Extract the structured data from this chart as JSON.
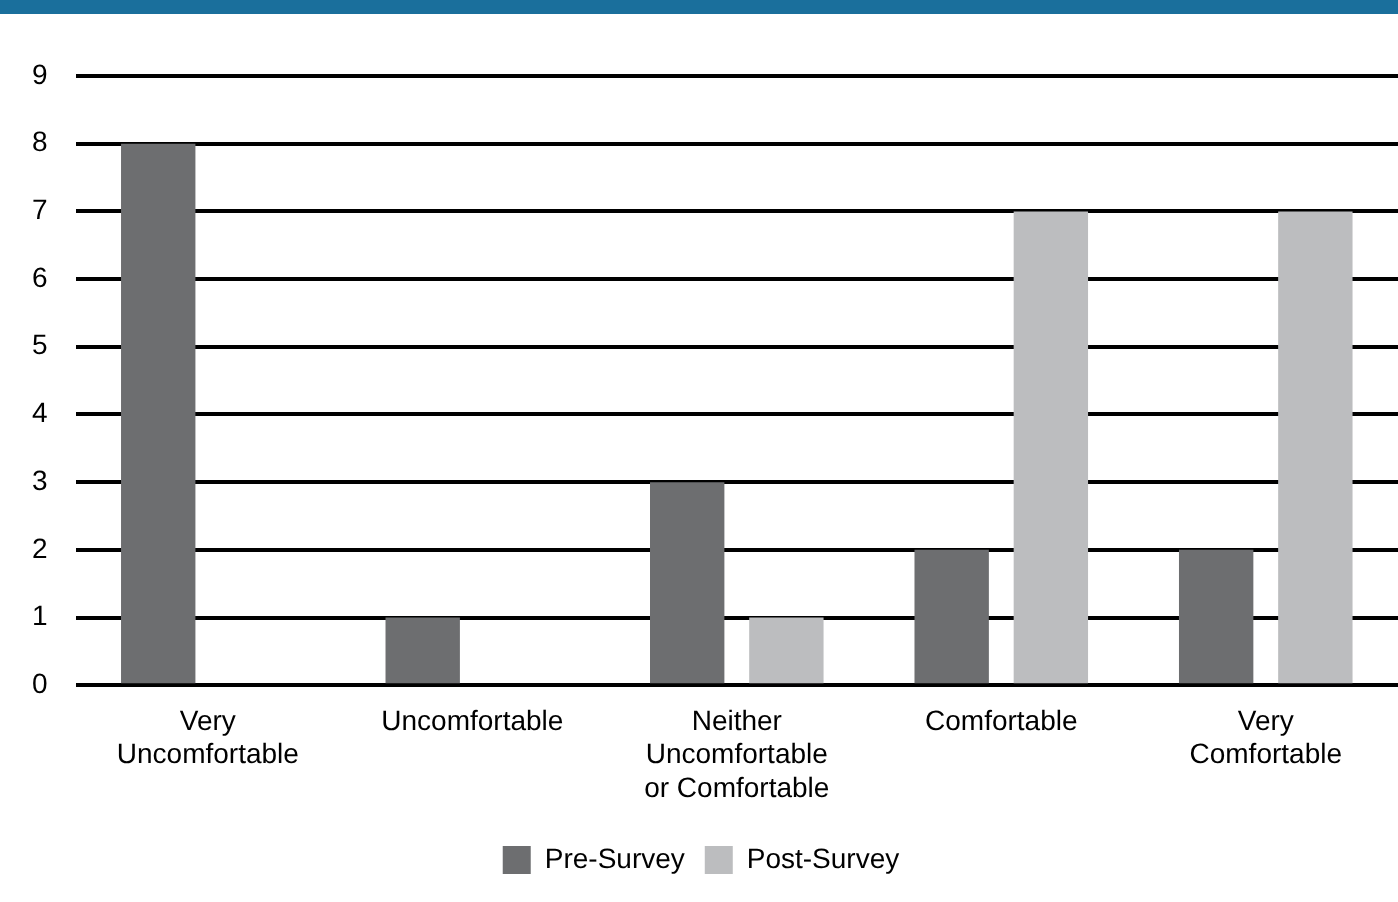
{
  "chart_data": {
    "type": "bar",
    "categories": [
      "Very Uncomfortable",
      "Uncomfortable",
      "Neither Uncomfortable or Comfortable",
      "Comfortable",
      "Very Comfortable"
    ],
    "series": [
      {
        "name": "Pre-Survey",
        "color": "#6d6e70",
        "values": [
          8,
          1,
          3,
          2,
          2
        ]
      },
      {
        "name": "Post-Survey",
        "color": "#bcbdbf",
        "values": [
          0,
          0,
          1,
          7,
          7
        ]
      }
    ],
    "ylim": [
      0,
      9
    ],
    "yticks": [
      0,
      1,
      2,
      3,
      4,
      5,
      6,
      7,
      8,
      9
    ],
    "grid": "y",
    "legend": "bottom"
  }
}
──────────
**Task instructions**.
Pictures appear in the records above. Output everything except them, exactly.

**Response below**.
Extract the structured data from this chart as JSON.
{
  "chart_data": {
    "type": "bar",
    "categories": [
      "Very Uncomfortable",
      "Uncomfortable",
      "Neither Uncomfortable or Comfortable",
      "Comfortable",
      "Very Comfortable"
    ],
    "series": [
      {
        "name": "Pre-Survey",
        "color": "#6d6e70",
        "values": [
          8,
          1,
          3,
          2,
          2
        ]
      },
      {
        "name": "Post-Survey",
        "color": "#bcbdbf",
        "values": [
          0,
          0,
          1,
          7,
          7
        ]
      }
    ],
    "ylim": [
      0,
      9
    ],
    "yticks": [
      0,
      1,
      2,
      3,
      4,
      5,
      6,
      7,
      8,
      9
    ],
    "grid": "y",
    "legend": "bottom"
  }
}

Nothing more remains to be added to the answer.